**Work instructions**
Filter the entries that follow, copying every line in which the word "title" appears.

**Saved data entries**
--- START ---

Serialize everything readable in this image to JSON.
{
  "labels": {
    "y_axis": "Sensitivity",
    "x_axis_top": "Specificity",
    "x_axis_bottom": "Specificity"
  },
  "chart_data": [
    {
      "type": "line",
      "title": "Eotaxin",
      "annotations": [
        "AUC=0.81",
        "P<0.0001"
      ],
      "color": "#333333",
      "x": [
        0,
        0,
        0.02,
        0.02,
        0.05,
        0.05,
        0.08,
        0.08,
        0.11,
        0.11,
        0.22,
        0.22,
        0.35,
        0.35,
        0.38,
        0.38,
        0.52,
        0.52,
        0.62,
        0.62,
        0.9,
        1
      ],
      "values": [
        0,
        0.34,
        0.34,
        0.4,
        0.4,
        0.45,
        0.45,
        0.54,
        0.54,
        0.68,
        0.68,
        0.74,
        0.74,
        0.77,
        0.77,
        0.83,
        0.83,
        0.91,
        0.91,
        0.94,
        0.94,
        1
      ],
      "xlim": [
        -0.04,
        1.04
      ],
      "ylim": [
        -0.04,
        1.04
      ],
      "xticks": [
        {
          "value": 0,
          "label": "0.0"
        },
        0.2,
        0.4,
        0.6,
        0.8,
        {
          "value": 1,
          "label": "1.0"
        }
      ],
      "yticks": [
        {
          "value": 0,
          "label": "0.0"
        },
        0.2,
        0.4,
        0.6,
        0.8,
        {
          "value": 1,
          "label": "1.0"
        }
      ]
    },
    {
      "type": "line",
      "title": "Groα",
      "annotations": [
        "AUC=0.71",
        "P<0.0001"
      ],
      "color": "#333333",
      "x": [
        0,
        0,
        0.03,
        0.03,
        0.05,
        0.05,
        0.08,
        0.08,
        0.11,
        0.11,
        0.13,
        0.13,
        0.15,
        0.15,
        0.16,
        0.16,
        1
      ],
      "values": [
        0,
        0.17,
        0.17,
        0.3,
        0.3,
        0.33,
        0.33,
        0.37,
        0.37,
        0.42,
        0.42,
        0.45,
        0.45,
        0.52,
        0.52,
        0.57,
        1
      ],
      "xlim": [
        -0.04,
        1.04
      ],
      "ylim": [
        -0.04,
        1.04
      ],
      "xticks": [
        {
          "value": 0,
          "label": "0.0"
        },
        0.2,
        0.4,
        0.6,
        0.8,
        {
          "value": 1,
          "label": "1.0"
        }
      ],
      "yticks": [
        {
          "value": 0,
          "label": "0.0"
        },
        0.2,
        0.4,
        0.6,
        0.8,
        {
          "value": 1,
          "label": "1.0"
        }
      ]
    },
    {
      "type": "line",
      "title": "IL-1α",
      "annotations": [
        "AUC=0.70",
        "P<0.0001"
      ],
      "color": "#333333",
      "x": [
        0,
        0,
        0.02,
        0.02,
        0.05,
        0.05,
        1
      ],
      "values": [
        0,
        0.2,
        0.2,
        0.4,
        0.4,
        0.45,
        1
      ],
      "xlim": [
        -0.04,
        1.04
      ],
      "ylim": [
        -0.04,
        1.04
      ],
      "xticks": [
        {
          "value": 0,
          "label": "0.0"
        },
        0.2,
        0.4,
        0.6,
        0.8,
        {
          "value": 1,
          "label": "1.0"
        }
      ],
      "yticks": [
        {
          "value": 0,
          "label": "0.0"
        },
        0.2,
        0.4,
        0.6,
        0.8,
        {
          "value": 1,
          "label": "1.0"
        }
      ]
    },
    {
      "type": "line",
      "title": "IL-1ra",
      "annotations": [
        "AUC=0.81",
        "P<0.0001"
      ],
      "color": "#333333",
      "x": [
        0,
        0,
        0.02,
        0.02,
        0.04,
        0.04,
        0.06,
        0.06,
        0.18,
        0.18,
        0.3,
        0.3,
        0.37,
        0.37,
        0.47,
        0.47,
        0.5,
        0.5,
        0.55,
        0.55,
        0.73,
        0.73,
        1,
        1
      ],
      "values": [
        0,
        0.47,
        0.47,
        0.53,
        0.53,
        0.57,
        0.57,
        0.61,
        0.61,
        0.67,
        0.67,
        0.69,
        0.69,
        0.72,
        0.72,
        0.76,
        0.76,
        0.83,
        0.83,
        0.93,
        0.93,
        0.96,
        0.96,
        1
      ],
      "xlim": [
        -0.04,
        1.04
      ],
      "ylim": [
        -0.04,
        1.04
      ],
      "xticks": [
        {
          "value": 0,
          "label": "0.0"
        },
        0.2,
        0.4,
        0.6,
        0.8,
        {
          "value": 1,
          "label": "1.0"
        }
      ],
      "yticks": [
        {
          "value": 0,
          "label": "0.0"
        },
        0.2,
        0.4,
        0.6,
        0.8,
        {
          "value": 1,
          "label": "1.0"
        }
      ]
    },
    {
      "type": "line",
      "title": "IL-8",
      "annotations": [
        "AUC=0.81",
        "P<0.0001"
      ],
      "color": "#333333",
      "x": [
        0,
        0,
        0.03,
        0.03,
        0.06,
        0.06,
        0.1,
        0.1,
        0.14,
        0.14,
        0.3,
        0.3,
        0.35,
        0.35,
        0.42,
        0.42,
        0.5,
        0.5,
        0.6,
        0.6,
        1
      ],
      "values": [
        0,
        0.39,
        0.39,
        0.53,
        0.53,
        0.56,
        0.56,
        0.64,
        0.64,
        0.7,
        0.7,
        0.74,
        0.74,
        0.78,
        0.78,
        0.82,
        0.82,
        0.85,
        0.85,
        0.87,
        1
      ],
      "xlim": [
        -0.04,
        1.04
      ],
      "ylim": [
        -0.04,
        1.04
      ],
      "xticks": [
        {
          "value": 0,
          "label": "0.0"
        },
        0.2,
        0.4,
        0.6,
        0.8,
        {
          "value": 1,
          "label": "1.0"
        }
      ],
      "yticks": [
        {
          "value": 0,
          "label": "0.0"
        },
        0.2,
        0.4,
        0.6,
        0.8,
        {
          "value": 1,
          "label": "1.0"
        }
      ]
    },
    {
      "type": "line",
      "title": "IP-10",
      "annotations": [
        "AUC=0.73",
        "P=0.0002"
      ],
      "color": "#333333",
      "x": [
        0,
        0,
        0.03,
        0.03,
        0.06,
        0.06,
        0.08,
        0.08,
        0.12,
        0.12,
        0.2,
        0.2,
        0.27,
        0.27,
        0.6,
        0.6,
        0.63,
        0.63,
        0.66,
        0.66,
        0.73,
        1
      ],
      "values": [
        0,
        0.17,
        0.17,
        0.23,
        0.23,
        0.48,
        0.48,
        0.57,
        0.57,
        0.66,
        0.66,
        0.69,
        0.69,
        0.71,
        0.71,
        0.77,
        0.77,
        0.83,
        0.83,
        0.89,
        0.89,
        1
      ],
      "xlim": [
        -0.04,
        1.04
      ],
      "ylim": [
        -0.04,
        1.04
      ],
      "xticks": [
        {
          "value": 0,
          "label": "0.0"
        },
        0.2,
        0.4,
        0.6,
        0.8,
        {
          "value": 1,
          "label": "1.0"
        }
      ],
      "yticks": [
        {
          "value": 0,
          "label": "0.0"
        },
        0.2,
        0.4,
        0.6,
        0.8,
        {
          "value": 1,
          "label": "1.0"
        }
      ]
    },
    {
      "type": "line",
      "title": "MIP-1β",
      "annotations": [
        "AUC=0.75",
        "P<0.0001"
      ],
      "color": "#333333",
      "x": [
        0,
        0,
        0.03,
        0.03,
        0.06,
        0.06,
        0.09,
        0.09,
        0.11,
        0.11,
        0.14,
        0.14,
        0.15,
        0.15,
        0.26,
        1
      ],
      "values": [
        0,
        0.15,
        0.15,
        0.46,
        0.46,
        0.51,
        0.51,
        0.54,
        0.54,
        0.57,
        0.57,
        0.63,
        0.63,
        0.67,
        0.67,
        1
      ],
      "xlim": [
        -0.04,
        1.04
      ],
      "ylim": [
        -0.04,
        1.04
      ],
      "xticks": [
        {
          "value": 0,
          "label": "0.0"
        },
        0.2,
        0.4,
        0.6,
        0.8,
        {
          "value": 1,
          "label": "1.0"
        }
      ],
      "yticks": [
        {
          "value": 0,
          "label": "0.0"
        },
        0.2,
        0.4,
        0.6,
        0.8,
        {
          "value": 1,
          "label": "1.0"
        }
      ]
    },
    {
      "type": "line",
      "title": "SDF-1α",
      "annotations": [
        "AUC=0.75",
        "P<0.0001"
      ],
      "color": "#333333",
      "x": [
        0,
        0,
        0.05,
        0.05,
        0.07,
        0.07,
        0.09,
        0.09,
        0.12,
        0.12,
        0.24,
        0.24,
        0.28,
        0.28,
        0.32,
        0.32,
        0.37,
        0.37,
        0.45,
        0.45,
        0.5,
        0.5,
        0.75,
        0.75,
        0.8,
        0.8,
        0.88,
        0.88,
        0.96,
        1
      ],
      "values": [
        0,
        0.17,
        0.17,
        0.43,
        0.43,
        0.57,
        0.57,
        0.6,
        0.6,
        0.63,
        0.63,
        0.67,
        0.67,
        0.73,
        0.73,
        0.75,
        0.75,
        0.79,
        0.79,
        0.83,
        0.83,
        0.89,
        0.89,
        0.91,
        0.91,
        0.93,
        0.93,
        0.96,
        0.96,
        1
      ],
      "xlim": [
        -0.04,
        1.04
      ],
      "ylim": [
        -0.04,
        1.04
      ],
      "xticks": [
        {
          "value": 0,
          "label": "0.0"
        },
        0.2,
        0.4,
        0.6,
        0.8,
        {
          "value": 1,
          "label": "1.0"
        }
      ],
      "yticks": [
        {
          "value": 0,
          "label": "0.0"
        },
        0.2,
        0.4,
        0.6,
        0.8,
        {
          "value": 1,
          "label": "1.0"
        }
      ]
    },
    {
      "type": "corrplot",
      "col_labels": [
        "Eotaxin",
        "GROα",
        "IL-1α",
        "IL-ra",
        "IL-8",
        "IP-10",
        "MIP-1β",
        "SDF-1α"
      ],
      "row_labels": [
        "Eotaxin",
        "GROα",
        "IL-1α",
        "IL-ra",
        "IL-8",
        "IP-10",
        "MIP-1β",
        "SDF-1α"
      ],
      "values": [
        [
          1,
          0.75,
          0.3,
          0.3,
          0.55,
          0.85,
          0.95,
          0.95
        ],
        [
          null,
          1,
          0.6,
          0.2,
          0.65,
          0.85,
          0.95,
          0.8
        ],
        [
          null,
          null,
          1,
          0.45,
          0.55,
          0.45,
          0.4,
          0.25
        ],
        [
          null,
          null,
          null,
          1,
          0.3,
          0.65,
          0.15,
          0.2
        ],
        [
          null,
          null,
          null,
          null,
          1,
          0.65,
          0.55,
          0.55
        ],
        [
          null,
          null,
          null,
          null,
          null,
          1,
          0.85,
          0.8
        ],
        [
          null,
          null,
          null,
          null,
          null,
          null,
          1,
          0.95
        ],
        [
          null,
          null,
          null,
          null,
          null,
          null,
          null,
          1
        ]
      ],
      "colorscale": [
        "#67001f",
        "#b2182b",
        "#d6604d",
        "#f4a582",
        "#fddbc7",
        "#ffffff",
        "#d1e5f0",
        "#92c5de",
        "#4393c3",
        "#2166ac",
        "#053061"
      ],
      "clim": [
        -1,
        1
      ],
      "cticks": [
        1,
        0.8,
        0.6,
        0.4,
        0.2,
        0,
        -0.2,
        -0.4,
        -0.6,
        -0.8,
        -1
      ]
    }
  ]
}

--- END ---

**Completed exercise**
      "title": "Eotaxin",
      "title": "Groα",
      "title": "IL-1α",
      "title": "IL-1ra",
      "title": "IL-8",
      "title": "IP-10",
      "title": "MIP-1β",
      "title": "SDF-1α",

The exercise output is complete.